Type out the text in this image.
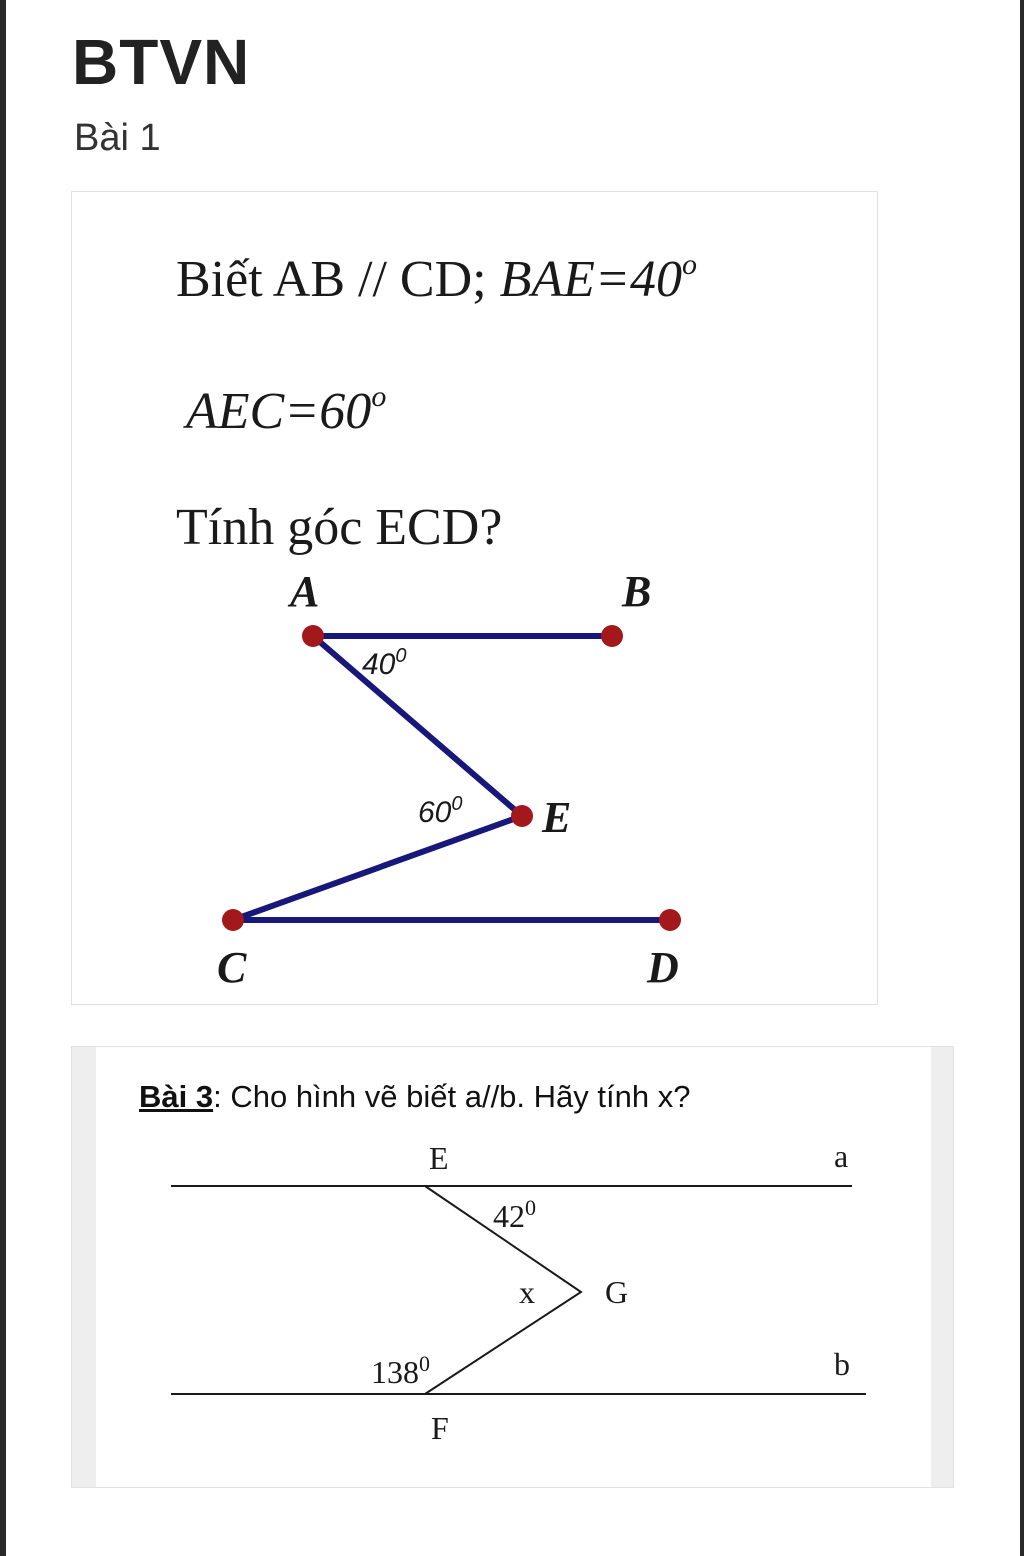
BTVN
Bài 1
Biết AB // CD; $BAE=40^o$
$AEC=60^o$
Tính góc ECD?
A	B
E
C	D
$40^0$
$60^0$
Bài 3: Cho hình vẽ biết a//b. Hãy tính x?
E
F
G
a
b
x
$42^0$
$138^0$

____

Reproduce the entries above without change, omitting all pictures.

Type out the text in this image.
BTVN
Bài 1
Biết AB // CD; $BAE=40^o$
$AEC=60^o$
Tính góc ECD?
A	B
E
C	D
$40^0$
$60^0$
Bài 3: Cho hình vẽ biết a//b. Hãy tính x?
E
F
G
a
b
x
$42^0$
$138^0$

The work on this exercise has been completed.